"""
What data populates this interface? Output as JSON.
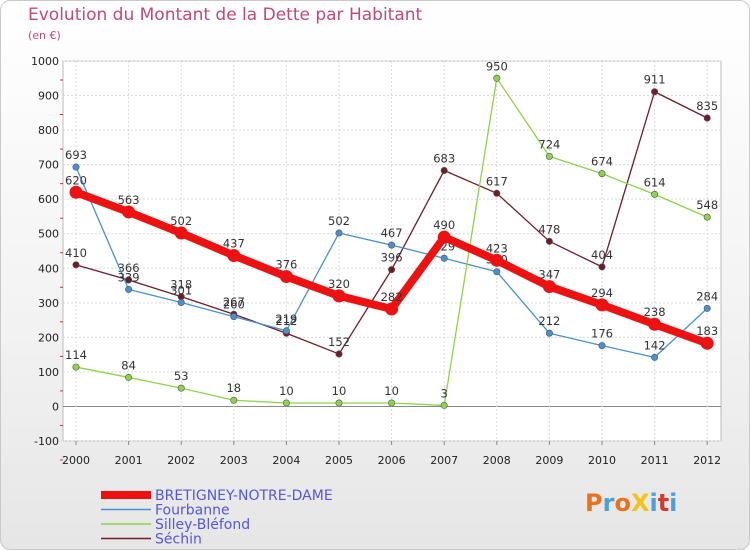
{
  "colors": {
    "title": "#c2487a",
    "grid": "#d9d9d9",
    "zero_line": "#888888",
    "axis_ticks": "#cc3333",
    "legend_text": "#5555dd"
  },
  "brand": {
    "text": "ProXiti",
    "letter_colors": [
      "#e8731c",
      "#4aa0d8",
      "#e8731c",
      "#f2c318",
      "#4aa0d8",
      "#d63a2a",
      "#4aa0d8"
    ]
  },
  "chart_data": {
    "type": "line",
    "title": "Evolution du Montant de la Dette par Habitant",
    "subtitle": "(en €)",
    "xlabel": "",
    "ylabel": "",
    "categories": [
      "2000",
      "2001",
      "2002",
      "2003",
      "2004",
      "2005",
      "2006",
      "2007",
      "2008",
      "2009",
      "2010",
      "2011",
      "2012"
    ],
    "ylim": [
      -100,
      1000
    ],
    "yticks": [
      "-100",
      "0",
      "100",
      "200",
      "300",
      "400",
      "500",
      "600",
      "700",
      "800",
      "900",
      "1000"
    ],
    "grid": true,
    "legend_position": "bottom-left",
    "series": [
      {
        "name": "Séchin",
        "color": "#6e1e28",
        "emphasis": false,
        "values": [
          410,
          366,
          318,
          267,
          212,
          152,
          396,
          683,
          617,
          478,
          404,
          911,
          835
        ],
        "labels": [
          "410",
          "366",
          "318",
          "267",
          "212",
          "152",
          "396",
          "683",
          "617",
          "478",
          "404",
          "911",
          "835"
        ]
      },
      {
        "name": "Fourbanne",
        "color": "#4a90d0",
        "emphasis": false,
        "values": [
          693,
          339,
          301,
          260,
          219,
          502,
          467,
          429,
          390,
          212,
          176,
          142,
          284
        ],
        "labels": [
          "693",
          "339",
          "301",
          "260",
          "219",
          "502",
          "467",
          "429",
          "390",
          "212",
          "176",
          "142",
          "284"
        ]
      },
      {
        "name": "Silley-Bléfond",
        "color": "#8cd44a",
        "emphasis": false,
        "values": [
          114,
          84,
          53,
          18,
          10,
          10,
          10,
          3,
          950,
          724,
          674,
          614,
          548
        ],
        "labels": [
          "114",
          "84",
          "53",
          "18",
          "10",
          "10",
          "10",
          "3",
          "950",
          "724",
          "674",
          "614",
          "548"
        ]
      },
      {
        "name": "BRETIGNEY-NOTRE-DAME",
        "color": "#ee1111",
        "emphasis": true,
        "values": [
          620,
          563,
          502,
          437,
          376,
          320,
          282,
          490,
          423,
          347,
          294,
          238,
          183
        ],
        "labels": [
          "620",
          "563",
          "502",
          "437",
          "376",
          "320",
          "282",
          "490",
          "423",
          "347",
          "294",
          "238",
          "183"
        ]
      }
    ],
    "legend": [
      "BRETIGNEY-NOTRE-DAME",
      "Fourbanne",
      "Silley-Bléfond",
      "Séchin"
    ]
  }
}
"""
"""
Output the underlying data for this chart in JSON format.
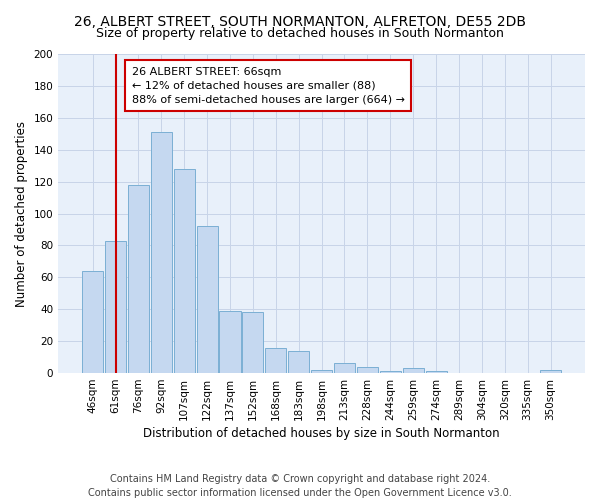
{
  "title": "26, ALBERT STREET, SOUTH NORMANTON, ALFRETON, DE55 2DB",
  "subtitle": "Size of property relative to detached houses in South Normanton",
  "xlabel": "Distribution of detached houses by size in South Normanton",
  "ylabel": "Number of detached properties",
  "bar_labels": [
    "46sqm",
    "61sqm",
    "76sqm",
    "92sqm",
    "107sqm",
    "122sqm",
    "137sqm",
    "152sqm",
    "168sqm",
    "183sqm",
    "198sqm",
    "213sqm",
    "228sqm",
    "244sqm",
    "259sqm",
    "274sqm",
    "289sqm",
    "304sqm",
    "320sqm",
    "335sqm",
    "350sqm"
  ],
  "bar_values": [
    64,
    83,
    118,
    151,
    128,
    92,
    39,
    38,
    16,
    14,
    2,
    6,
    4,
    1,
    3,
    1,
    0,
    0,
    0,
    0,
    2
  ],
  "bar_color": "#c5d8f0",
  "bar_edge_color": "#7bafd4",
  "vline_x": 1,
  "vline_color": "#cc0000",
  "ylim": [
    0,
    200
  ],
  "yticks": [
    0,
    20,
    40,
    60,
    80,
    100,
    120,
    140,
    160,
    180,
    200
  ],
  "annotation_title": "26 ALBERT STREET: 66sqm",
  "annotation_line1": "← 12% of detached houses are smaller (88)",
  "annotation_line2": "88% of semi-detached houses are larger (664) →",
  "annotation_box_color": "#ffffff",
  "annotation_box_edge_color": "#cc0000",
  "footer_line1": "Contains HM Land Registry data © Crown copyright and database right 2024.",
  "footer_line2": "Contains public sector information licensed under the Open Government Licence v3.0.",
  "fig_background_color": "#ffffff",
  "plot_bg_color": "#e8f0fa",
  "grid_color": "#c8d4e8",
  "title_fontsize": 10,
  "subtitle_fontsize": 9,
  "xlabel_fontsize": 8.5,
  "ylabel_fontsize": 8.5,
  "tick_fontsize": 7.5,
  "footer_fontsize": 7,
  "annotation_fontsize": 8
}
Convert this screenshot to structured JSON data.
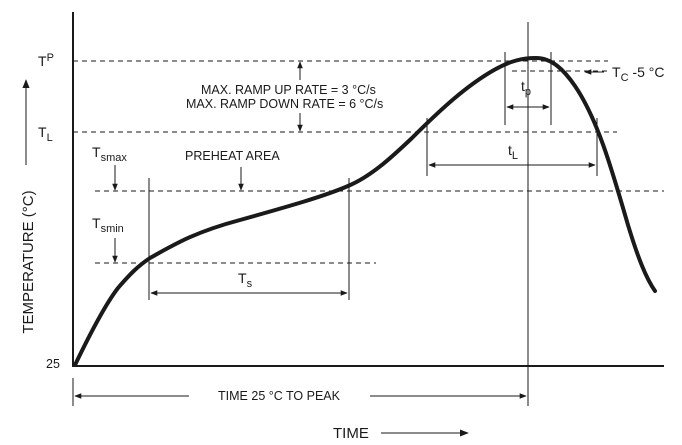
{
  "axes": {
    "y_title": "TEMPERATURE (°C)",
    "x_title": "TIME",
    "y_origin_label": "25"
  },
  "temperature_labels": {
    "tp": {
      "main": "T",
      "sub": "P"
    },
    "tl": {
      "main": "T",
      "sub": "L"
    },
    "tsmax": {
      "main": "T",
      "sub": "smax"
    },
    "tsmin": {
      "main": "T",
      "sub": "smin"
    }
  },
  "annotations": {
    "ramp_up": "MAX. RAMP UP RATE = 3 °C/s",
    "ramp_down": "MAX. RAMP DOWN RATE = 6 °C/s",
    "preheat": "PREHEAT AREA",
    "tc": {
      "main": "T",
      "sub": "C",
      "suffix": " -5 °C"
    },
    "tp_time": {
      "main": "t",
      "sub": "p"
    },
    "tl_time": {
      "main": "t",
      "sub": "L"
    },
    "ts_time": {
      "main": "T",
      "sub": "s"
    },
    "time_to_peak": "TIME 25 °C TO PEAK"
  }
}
"""
"""
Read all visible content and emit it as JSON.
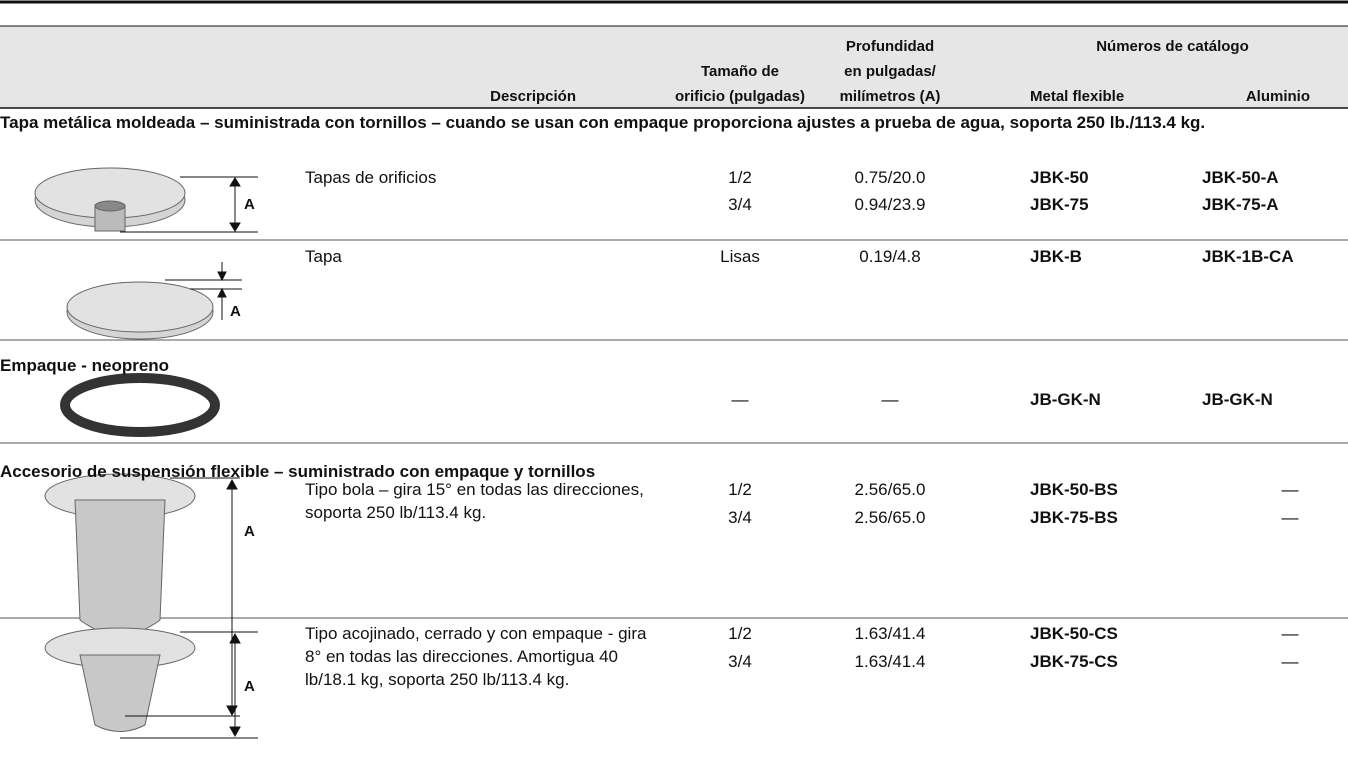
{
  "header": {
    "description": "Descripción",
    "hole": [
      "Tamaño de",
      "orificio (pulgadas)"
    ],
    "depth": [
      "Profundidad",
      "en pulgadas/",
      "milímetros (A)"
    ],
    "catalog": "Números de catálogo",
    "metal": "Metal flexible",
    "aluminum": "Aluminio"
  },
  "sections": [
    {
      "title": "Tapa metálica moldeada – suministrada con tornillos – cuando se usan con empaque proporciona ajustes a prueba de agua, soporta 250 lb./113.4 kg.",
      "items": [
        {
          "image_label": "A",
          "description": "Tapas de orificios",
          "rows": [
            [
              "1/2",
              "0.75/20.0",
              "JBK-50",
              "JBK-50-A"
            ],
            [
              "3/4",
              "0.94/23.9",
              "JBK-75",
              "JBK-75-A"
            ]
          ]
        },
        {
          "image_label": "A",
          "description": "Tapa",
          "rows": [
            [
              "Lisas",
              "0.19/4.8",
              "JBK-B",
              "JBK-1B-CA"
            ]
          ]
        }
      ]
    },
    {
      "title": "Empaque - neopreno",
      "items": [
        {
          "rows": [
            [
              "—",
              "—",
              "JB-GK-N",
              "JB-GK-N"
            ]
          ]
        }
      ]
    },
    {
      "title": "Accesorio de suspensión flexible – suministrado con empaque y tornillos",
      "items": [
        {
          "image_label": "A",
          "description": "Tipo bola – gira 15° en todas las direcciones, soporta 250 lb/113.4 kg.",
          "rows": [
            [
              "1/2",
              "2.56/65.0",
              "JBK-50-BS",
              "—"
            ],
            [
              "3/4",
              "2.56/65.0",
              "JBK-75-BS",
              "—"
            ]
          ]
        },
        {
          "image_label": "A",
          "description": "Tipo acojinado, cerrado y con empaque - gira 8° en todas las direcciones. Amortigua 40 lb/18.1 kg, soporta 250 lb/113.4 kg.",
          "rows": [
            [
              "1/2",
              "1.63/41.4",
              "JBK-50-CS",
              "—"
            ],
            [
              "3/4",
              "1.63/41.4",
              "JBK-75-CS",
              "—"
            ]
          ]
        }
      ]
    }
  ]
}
"""
All lines above containing the string "houses" are to be collected.

  "subtitle": "Size of property relative to detached houses in South Normanton",
  "xlabel": "Distribution of detached houses by size in South Normanton",
  "annotation_line1": "← 12% of detached houses are smaller (88)",
  "annotation_line2": "88% of semi-detached houses are larger (664) →",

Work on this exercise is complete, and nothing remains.